▶ _Required task_
Your task is to copy the listing exactly, with the pictures left out.

================================

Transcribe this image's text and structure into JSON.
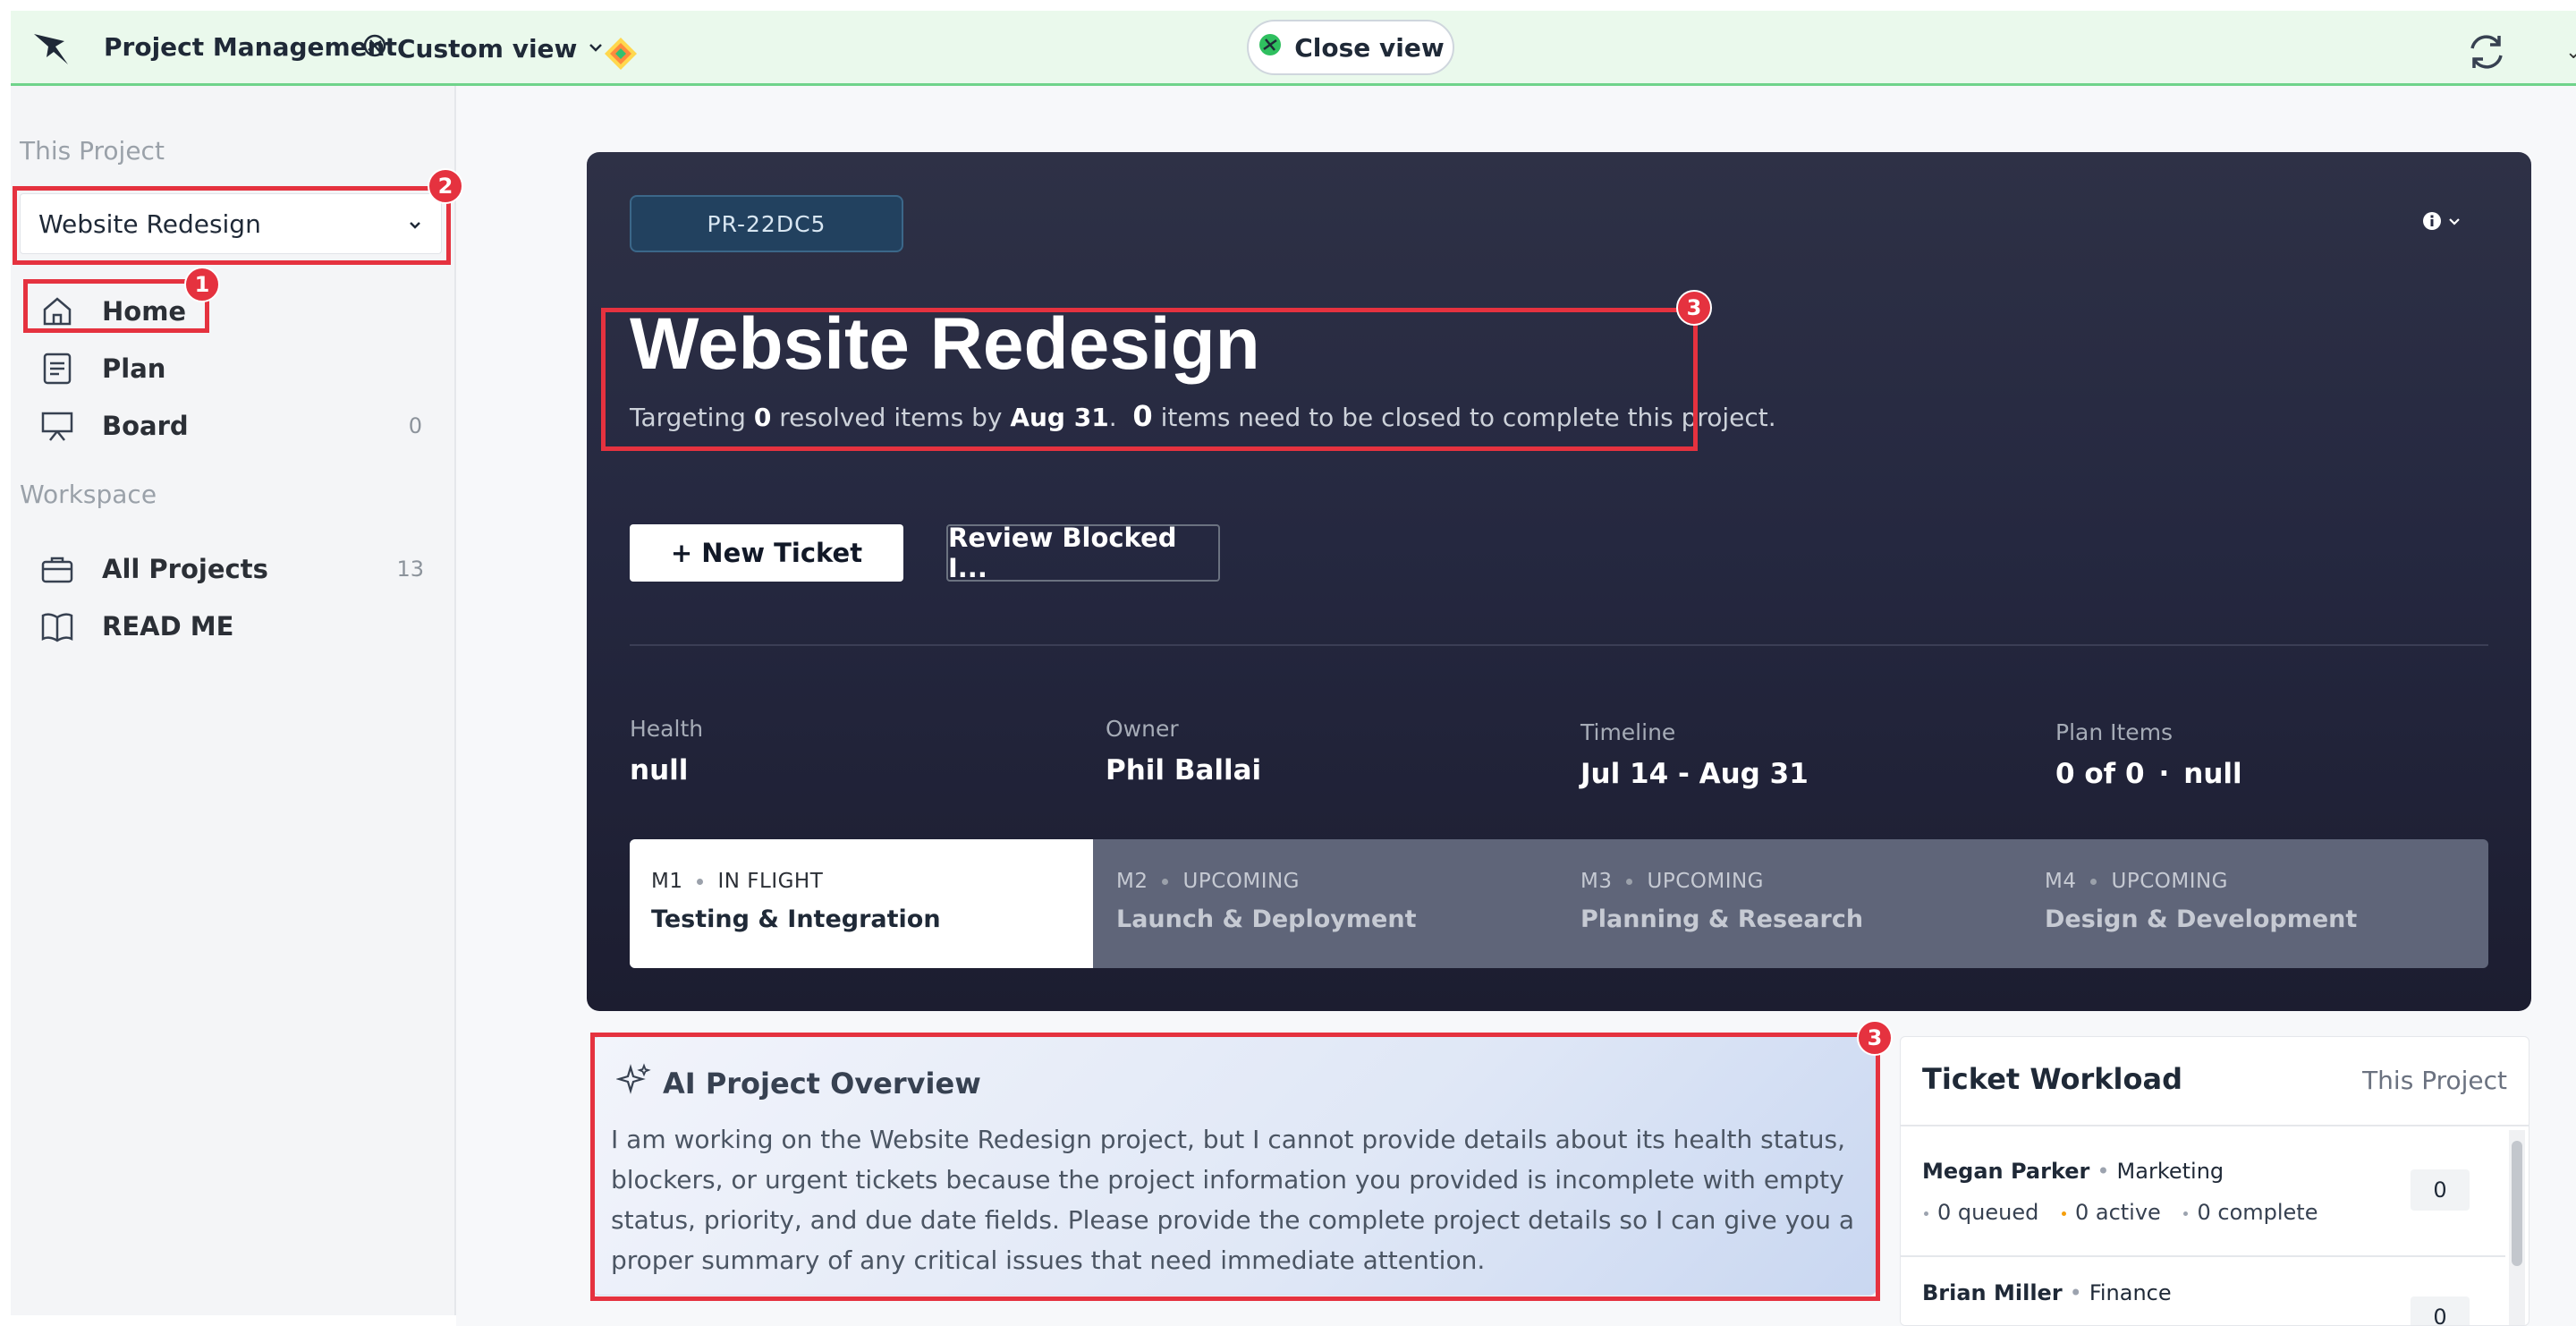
{
  "topbar": {
    "app_title": "Project Management",
    "view_label": "Custom view",
    "close_view_label": "Close view",
    "accent": "#6fd38a"
  },
  "sidebar": {
    "this_project_heading": "This Project",
    "project_select_value": "Website Redesign",
    "project_items": [
      {
        "label": "Home",
        "icon": "home-icon",
        "count": ""
      },
      {
        "label": "Plan",
        "icon": "plan-icon",
        "count": ""
      },
      {
        "label": "Board",
        "icon": "board-icon",
        "count": "0"
      }
    ],
    "workspace_heading": "Workspace",
    "workspace_items": [
      {
        "label": "All Projects",
        "icon": "briefcase-icon",
        "count": "13"
      },
      {
        "label": "READ ME",
        "icon": "book-icon",
        "count": ""
      }
    ]
  },
  "annotations": {
    "a1": "1",
    "a2": "2",
    "a3": "3",
    "a4": "3",
    "color": "#e5323f"
  },
  "hero": {
    "code": "PR-22DC5",
    "title": "Website Redesign",
    "subtitle": {
      "prefix": "Targeting",
      "resolved_count": "0",
      "mid": "resolved items by",
      "date": "Aug 31",
      "remaining_count": "0",
      "suffix": "items need to be closed to complete this project."
    },
    "new_ticket_label": "+ New Ticket",
    "review_label": "Review Blocked I...",
    "stats": [
      {
        "label": "Health",
        "value": "null"
      },
      {
        "label": "Owner",
        "value": "Phil Ballai"
      },
      {
        "label": "Timeline",
        "value": "Jul 14 - Aug 31"
      },
      {
        "label": "Plan Items",
        "value": "0 of 0",
        "extra": "null"
      }
    ],
    "milestones": [
      {
        "code": "M1",
        "status": "IN FLIGHT",
        "name": "Testing & Integration"
      },
      {
        "code": "M2",
        "status": "UPCOMING",
        "name": "Launch & Deployment"
      },
      {
        "code": "M3",
        "status": "UPCOMING",
        "name": "Planning & Research"
      },
      {
        "code": "M4",
        "status": "UPCOMING",
        "name": "Design & Development"
      }
    ]
  },
  "ai_overview": {
    "title": "AI Project Overview",
    "body": "I am working on the Website Redesign project, but I cannot provide details about its health status, blockers, or urgent tickets because the project information you provided is incomplete with empty status, priority, and due date fields. Please provide the complete project details so I can give you a proper summary of any critical issues that need immediate attention."
  },
  "workload": {
    "title": "Ticket Workload",
    "scope": "This Project",
    "rows": [
      {
        "name": "Megan Parker",
        "dept": "Marketing",
        "queued": "0 queued",
        "active": "0 active",
        "complete": "0 complete",
        "total": "0"
      },
      {
        "name": "Brian Miller",
        "dept": "Finance",
        "queued": "",
        "active": "",
        "complete": "",
        "total": "0"
      }
    ]
  }
}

================================

▶ _Reply_
Transcribe this image's text and structure into JSON.
{
  "topbar": {
    "app_title": "Project Management",
    "view_label": "Custom view",
    "close_view_label": "Close view",
    "accent": "#6fd38a"
  },
  "sidebar": {
    "this_project_heading": "This Project",
    "project_select_value": "Website Redesign",
    "project_items": [
      {
        "label": "Home",
        "icon": "home-icon",
        "count": ""
      },
      {
        "label": "Plan",
        "icon": "plan-icon",
        "count": ""
      },
      {
        "label": "Board",
        "icon": "board-icon",
        "count": "0"
      }
    ],
    "workspace_heading": "Workspace",
    "workspace_items": [
      {
        "label": "All Projects",
        "icon": "briefcase-icon",
        "count": "13"
      },
      {
        "label": "READ ME",
        "icon": "book-icon",
        "count": ""
      }
    ]
  },
  "annotations": {
    "a1": "1",
    "a2": "2",
    "a3": "3",
    "a4": "3",
    "color": "#e5323f"
  },
  "hero": {
    "code": "PR-22DC5",
    "title": "Website Redesign",
    "subtitle": {
      "prefix": "Targeting",
      "resolved_count": "0",
      "mid": "resolved items by",
      "date": "Aug 31",
      "remaining_count": "0",
      "suffix": "items need to be closed to complete this project."
    },
    "new_ticket_label": "+ New Ticket",
    "review_label": "Review Blocked I...",
    "stats": [
      {
        "label": "Health",
        "value": "null"
      },
      {
        "label": "Owner",
        "value": "Phil Ballai"
      },
      {
        "label": "Timeline",
        "value": "Jul 14 - Aug 31"
      },
      {
        "label": "Plan Items",
        "value": "0 of 0",
        "extra": "null"
      }
    ],
    "milestones": [
      {
        "code": "M1",
        "status": "IN FLIGHT",
        "name": "Testing & Integration"
      },
      {
        "code": "M2",
        "status": "UPCOMING",
        "name": "Launch & Deployment"
      },
      {
        "code": "M3",
        "status": "UPCOMING",
        "name": "Planning & Research"
      },
      {
        "code": "M4",
        "status": "UPCOMING",
        "name": "Design & Development"
      }
    ]
  },
  "ai_overview": {
    "title": "AI Project Overview",
    "body": "I am working on the Website Redesign project, but I cannot provide details about its health status, blockers, or urgent tickets because the project information you provided is incomplete with empty status, priority, and due date fields. Please provide the complete project details so I can give you a proper summary of any critical issues that need immediate attention."
  },
  "workload": {
    "title": "Ticket Workload",
    "scope": "This Project",
    "rows": [
      {
        "name": "Megan Parker",
        "dept": "Marketing",
        "queued": "0 queued",
        "active": "0 active",
        "complete": "0 complete",
        "total": "0"
      },
      {
        "name": "Brian Miller",
        "dept": "Finance",
        "queued": "",
        "active": "",
        "complete": "",
        "total": "0"
      }
    ]
  }
}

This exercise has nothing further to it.